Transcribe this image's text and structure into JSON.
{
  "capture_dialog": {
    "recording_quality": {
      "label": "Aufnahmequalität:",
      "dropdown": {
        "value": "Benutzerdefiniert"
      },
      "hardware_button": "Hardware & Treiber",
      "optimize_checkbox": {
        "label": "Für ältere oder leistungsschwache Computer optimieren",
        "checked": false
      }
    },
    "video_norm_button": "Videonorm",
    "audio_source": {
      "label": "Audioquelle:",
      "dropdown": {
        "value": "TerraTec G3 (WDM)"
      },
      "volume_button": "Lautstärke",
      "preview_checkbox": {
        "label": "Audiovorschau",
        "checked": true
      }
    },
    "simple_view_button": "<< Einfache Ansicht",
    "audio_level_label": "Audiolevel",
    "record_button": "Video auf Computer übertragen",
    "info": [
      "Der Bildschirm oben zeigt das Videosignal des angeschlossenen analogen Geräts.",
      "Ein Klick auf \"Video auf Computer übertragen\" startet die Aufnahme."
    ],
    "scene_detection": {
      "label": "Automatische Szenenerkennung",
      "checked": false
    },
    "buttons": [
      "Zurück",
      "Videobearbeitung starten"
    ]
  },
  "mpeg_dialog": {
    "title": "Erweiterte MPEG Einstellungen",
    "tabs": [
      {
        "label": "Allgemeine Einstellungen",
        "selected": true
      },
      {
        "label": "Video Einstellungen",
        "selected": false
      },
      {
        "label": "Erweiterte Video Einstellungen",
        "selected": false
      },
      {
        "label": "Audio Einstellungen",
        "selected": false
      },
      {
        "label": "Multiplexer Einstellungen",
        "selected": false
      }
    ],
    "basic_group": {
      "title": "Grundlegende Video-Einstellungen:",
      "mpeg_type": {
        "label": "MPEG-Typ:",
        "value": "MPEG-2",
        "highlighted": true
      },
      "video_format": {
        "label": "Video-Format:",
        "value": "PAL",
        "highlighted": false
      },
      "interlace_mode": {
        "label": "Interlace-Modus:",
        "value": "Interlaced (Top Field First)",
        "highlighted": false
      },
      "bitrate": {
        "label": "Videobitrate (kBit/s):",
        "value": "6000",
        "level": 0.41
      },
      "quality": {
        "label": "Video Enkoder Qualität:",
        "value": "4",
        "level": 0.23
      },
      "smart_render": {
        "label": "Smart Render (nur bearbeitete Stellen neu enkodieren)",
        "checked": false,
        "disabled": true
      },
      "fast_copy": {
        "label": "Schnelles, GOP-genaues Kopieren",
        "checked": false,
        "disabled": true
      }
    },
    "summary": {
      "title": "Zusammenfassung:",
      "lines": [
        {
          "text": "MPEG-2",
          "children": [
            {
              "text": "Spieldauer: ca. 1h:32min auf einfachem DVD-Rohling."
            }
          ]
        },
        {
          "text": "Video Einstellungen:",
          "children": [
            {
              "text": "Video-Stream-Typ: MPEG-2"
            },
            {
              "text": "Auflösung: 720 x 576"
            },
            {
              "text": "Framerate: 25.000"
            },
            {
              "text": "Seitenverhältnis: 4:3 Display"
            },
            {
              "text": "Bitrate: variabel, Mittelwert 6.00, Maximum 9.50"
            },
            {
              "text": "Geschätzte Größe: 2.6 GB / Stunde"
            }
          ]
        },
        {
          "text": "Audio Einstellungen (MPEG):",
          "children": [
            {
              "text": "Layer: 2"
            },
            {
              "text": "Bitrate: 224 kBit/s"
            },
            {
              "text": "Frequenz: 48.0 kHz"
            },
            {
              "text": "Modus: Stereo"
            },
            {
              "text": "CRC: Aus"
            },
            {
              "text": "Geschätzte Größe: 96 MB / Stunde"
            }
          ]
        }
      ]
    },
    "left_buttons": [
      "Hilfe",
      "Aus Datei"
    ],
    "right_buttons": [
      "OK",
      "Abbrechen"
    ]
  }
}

● YOUR GOAL
Repeat every entry exactly as written above.

● SOLUTION TO THE EXERCISE
Transcribe this image's text and structure into JSON.
{
  "capture_dialog": {
    "recording_quality": {
      "label": "Aufnahmequalität:",
      "dropdown": {
        "value": "Benutzerdefiniert"
      },
      "hardware_button": "Hardware & Treiber",
      "optimize_checkbox": {
        "label": "Für ältere oder leistungsschwache Computer optimieren",
        "checked": false
      }
    },
    "video_norm_button": "Videonorm",
    "audio_source": {
      "label": "Audioquelle:",
      "dropdown": {
        "value": "TerraTec G3 (WDM)"
      },
      "volume_button": "Lautstärke",
      "preview_checkbox": {
        "label": "Audiovorschau",
        "checked": true
      }
    },
    "simple_view_button": "<< Einfache Ansicht",
    "audio_level_label": "Audiolevel",
    "record_button": "Video auf Computer übertragen",
    "info": [
      "Der Bildschirm oben zeigt das Videosignal des angeschlossenen analogen Geräts.",
      "Ein Klick auf \"Video auf Computer übertragen\" startet die Aufnahme."
    ],
    "scene_detection": {
      "label": "Automatische Szenenerkennung",
      "checked": false
    },
    "buttons": [
      "Zurück",
      "Videobearbeitung starten"
    ]
  },
  "mpeg_dialog": {
    "title": "Erweiterte MPEG Einstellungen",
    "tabs": [
      {
        "label": "Allgemeine Einstellungen",
        "selected": true
      },
      {
        "label": "Video Einstellungen",
        "selected": false
      },
      {
        "label": "Erweiterte Video Einstellungen",
        "selected": false
      },
      {
        "label": "Audio Einstellungen",
        "selected": false
      },
      {
        "label": "Multiplexer Einstellungen",
        "selected": false
      }
    ],
    "basic_group": {
      "title": "Grundlegende Video-Einstellungen:",
      "mpeg_type": {
        "label": "MPEG-Typ:",
        "value": "MPEG-2",
        "highlighted": true
      },
      "video_format": {
        "label": "Video-Format:",
        "value": "PAL",
        "highlighted": false
      },
      "interlace_mode": {
        "label": "Interlace-Modus:",
        "value": "Interlaced (Top Field First)",
        "highlighted": false
      },
      "bitrate": {
        "label": "Videobitrate (kBit/s):",
        "value": "6000",
        "level": 0.41
      },
      "quality": {
        "label": "Video Enkoder Qualität:",
        "value": "4",
        "level": 0.23
      },
      "smart_render": {
        "label": "Smart Render (nur bearbeitete Stellen neu enkodieren)",
        "checked": false,
        "disabled": true
      },
      "fast_copy": {
        "label": "Schnelles, GOP-genaues Kopieren",
        "checked": false,
        "disabled": true
      }
    },
    "summary": {
      "title": "Zusammenfassung:",
      "lines": [
        {
          "text": "MPEG-2",
          "children": [
            {
              "text": "Spieldauer: ca. 1h:32min auf einfachem DVD-Rohling."
            }
          ]
        },
        {
          "text": "Video Einstellungen:",
          "children": [
            {
              "text": "Video-Stream-Typ: MPEG-2"
            },
            {
              "text": "Auflösung: 720 x 576"
            },
            {
              "text": "Framerate: 25.000"
            },
            {
              "text": "Seitenverhältnis: 4:3 Display"
            },
            {
              "text": "Bitrate: variabel, Mittelwert 6.00, Maximum 9.50"
            },
            {
              "text": "Geschätzte Größe: 2.6 GB / Stunde"
            }
          ]
        },
        {
          "text": "Audio Einstellungen (MPEG):",
          "children": [
            {
              "text": "Layer: 2"
            },
            {
              "text": "Bitrate: 224 kBit/s"
            },
            {
              "text": "Frequenz: 48.0 kHz"
            },
            {
              "text": "Modus: Stereo"
            },
            {
              "text": "CRC: Aus"
            },
            {
              "text": "Geschätzte Größe: 96 MB / Stunde"
            }
          ]
        }
      ]
    },
    "left_buttons": [
      "Hilfe",
      "Aus Datei"
    ],
    "right_buttons": [
      "OK",
      "Abbrechen"
    ]
  }
}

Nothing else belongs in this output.